Your task: Each line should be copied exactly.
## Start Record set
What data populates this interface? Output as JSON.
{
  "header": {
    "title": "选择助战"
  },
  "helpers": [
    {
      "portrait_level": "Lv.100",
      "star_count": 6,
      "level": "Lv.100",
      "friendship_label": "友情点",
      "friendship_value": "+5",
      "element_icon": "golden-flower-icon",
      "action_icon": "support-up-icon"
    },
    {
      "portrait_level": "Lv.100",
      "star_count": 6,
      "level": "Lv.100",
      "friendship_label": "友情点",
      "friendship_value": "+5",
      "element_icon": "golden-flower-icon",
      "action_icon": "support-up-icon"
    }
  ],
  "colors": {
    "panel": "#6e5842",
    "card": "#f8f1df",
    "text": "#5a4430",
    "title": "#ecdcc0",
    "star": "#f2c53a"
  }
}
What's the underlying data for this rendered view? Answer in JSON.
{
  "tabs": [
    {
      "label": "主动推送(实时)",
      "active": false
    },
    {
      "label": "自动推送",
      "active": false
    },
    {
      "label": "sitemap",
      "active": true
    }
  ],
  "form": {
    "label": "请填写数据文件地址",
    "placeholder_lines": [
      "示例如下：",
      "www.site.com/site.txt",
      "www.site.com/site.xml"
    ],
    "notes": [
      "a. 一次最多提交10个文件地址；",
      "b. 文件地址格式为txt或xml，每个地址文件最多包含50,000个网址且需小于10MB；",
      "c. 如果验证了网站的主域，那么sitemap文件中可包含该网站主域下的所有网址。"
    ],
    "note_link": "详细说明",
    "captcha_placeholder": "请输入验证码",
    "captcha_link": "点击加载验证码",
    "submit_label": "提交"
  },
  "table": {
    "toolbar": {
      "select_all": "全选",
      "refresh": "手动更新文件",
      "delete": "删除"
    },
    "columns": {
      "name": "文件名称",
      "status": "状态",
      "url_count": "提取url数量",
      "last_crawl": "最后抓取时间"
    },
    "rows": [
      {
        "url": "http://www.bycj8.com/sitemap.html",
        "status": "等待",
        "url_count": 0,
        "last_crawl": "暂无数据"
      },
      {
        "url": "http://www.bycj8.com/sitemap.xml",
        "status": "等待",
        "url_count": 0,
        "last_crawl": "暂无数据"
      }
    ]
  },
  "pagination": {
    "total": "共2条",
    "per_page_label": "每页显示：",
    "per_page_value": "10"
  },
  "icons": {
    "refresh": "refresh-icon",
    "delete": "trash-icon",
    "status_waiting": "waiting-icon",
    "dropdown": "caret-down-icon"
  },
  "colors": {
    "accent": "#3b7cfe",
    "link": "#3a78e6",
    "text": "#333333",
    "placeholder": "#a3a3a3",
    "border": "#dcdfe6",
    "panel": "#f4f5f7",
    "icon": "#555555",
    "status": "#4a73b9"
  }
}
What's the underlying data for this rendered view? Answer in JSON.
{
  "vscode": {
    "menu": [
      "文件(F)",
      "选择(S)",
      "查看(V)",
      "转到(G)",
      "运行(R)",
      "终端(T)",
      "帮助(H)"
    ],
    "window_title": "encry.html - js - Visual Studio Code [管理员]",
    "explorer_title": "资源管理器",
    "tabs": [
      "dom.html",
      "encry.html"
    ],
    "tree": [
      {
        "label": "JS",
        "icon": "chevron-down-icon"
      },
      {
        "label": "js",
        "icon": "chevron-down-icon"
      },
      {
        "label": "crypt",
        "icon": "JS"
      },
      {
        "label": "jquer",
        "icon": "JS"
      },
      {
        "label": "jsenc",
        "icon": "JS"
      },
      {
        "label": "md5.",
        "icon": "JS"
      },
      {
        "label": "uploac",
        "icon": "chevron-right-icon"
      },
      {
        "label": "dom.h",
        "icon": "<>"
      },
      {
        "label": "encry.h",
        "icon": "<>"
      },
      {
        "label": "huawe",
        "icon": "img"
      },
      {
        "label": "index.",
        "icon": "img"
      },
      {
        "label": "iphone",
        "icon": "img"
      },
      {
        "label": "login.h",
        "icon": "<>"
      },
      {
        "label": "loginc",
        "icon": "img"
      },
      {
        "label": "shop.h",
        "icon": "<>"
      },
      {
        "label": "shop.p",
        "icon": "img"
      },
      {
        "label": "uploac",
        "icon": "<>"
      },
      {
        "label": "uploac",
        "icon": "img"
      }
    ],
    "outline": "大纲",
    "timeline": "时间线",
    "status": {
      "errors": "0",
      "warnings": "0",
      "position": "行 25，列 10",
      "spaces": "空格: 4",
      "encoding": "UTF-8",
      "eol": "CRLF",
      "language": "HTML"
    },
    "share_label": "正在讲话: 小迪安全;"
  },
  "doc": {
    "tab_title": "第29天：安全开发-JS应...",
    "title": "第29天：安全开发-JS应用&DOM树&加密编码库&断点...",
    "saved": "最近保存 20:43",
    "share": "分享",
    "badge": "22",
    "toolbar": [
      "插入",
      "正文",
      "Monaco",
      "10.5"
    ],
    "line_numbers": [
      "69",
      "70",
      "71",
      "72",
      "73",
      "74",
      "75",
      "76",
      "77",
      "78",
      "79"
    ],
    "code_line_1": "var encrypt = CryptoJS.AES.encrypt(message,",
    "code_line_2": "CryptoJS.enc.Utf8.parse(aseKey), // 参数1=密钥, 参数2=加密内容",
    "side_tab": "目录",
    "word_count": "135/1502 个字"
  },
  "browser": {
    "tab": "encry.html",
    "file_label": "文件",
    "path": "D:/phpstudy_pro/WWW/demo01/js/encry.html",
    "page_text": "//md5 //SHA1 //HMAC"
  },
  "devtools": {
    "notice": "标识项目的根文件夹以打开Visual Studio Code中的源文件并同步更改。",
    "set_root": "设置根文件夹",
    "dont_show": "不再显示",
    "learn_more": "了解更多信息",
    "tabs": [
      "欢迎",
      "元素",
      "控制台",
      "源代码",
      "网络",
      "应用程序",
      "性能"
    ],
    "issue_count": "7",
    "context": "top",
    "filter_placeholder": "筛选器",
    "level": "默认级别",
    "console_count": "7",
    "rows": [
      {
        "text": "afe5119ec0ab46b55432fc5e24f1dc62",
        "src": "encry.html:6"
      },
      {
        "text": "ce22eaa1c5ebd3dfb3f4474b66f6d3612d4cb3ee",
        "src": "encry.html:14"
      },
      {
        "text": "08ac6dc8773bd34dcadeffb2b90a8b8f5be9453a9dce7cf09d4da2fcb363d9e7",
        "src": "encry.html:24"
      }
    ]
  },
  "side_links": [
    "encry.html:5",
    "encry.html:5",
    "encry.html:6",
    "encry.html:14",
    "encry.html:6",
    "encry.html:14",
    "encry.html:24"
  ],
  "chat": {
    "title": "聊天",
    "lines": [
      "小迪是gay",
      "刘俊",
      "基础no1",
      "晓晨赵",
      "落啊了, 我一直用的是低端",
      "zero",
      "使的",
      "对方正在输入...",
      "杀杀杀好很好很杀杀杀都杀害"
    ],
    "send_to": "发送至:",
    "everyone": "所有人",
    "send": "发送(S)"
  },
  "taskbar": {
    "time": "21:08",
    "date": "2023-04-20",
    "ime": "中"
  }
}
## End Record set
Exercise solution:
What data populates this interface? Output as JSON.
{
  "header": {
    "title": "选择助战"
  },
  "helpers": [
    {
      "portrait_level": "Lv.100",
      "star_count": 6,
      "level": "Lv.100",
      "friendship_label": "友情点",
      "friendship_value": "+5",
      "element_icon": "golden-flower-icon",
      "action_icon": "support-up-icon"
    },
    {
      "portrait_level": "Lv.100",
      "star_count": 6,
      "level": "Lv.100",
      "friendship_label": "友情点",
      "friendship_value": "+5",
      "element_icon": "golden-flower-icon",
      "action_icon": "support-up-icon"
    }
  ],
  "colors": {
    "panel": "#6e5842",
    "card": "#f8f1df",
    "text": "#5a4430",
    "title": "#ecdcc0",
    "star": "#f2c53a"
  }
}
What's the underlying data for this rendered view? Answer in JSON.
{
  "tabs": [
    {
      "label": "主动推送(实时)",
      "active": false
    },
    {
      "label": "自动推送",
      "active": false
    },
    {
      "label": "sitemap",
      "active": true
    }
  ],
  "form": {
    "label": "请填写数据文件地址",
    "placeholder_lines": [
      "示例如下：",
      "www.site.com/site.txt",
      "www.site.com/site.xml"
    ],
    "notes": [
      "a. 一次最多提交10个文件地址；",
      "b. 文件地址格式为txt或xml，每个地址文件最多包含50,000个网址且需小于10MB；",
      "c. 如果验证了网站的主域，那么sitemap文件中可包含该网站主域下的所有网址。"
    ],
    "note_link": "详细说明",
    "captcha_placeholder": "请输入验证码",
    "captcha_link": "点击加载验证码",
    "submit_label": "提交"
  },
  "table": {
    "toolbar": {
      "select_all": "全选",
      "refresh": "手动更新文件",
      "delete": "删除"
    },
    "columns": {
      "name": "文件名称",
      "status": "状态",
      "url_count": "提取url数量",
      "last_crawl": "最后抓取时间"
    },
    "rows": [
      {
        "url": "http://www.bycj8.com/sitemap.html",
        "status": "等待",
        "url_count": 0,
        "last_crawl": "暂无数据"
      },
      {
        "url": "http://www.bycj8.com/sitemap.xml",
        "status": "等待",
        "url_count": 0,
        "last_crawl": "暂无数据"
      }
    ]
  },
  "pagination": {
    "total": "共2条",
    "per_page_label": "每页显示：",
    "per_page_value": "10"
  },
  "icons": {
    "refresh": "refresh-icon",
    "delete": "trash-icon",
    "status_waiting": "waiting-icon",
    "dropdown": "caret-down-icon"
  },
  "colors": {
    "accent": "#3b7cfe",
    "link": "#3a78e6",
    "text": "#333333",
    "placeholder": "#a3a3a3",
    "border": "#dcdfe6",
    "panel": "#f4f5f7",
    "icon": "#555555",
    "status": "#4a73b9"
  }
}
What's the underlying data for this rendered view? Answer in JSON.
{
  "vscode": {
    "menu": [
      "文件(F)",
      "选择(S)",
      "查看(V)",
      "转到(G)",
      "运行(R)",
      "终端(T)",
      "帮助(H)"
    ],
    "window_title": "encry.html - js - Visual Studio Code [管理员]",
    "explorer_title": "资源管理器",
    "tabs": [
      "dom.html",
      "encry.html"
    ],
    "tree": [
      {
        "label": "JS",
        "icon": "chevron-down-icon"
      },
      {
        "label": "js",
        "icon": "chevron-down-icon"
      },
      {
        "label": "crypt",
        "icon": "JS"
      },
      {
        "label": "jquer",
        "icon": "JS"
      },
      {
        "label": "jsenc",
        "icon": "JS"
      },
      {
        "label": "md5.",
        "icon": "JS"
      },
      {
        "label": "uploac",
        "icon": "chevron-right-icon"
      },
      {
        "label": "dom.h",
        "icon": "<>"
      },
      {
        "label": "encry.h",
        "icon": "<>"
      },
      {
        "label": "huawe",
        "icon": "img"
      },
      {
        "label": "index.",
        "icon": "img"
      },
      {
        "label": "iphone",
        "icon": "img"
      },
      {
        "label": "login.h",
        "icon": "<>"
      },
      {
        "label": "loginc",
        "icon": "img"
      },
      {
        "label": "shop.h",
        "icon": "<>"
      },
      {
        "label": "shop.p",
        "icon": "img"
      },
      {
        "label": "uploac",
        "icon": "<>"
      },
      {
        "label": "uploac",
        "icon": "img"
      }
    ],
    "outline": "大纲",
    "timeline": "时间线",
    "status": {
      "errors": "0",
      "warnings": "0",
      "position": "行 25，列 10",
      "spaces": "空格: 4",
      "encoding": "UTF-8",
      "eol": "CRLF",
      "language": "HTML"
    },
    "share_label": "正在讲话: 小迪安全;"
  },
  "doc": {
    "tab_title": "第29天：安全开发-JS应...",
    "title": "第29天：安全开发-JS应用&DOM树&加密编码库&断点...",
    "saved": "最近保存 20:43",
    "share": "分享",
    "badge": "22",
    "toolbar": [
      "插入",
      "正文",
      "Monaco",
      "10.5"
    ],
    "line_numbers": [
      "69",
      "70",
      "71",
      "72",
      "73",
      "74",
      "75",
      "76",
      "77",
      "78",
      "79"
    ],
    "code_line_1": "var encrypt = CryptoJS.AES.encrypt(message,",
    "code_line_2": "CryptoJS.enc.Utf8.parse(aseKey), // 参数1=密钥, 参数2=加密内容",
    "side_tab": "目录",
    "word_count": "135/1502 个字"
  },
  "browser": {
    "tab": "encry.html",
    "file_label": "文件",
    "path": "D:/phpstudy_pro/WWW/demo01/js/encry.html",
    "page_text": "//md5 //SHA1 //HMAC"
  },
  "devtools": {
    "notice": "标识项目的根文件夹以打开Visual Studio Code中的源文件并同步更改。",
    "set_root": "设置根文件夹",
    "dont_show": "不再显示",
    "learn_more": "了解更多信息",
    "tabs": [
      "欢迎",
      "元素",
      "控制台",
      "源代码",
      "网络",
      "应用程序",
      "性能"
    ],
    "issue_count": "7",
    "context": "top",
    "filter_placeholder": "筛选器",
    "level": "默认级别",
    "console_count": "7",
    "rows": [
      {
        "text": "afe5119ec0ab46b55432fc5e24f1dc62",
        "src": "encry.html:6"
      },
      {
        "text": "ce22eaa1c5ebd3dfb3f4474b66f6d3612d4cb3ee",
        "src": "encry.html:14"
      },
      {
        "text": "08ac6dc8773bd34dcadeffb2b90a8b8f5be9453a9dce7cf09d4da2fcb363d9e7",
        "src": "encry.html:24"
      }
    ]
  },
  "side_links": [
    "encry.html:5",
    "encry.html:5",
    "encry.html:6",
    "encry.html:14",
    "encry.html:6",
    "encry.html:14",
    "encry.html:24"
  ],
  "chat": {
    "title": "聊天",
    "lines": [
      "小迪是gay",
      "刘俊",
      "基础no1",
      "晓晨赵",
      "落啊了, 我一直用的是低端",
      "zero",
      "使的",
      "对方正在输入...",
      "杀杀杀好很好很杀杀杀都杀害"
    ],
    "send_to": "发送至:",
    "everyone": "所有人",
    "send": "发送(S)"
  },
  "taskbar": {
    "time": "21:08",
    "date": "2023-04-20",
    "ime": "中"
  }
}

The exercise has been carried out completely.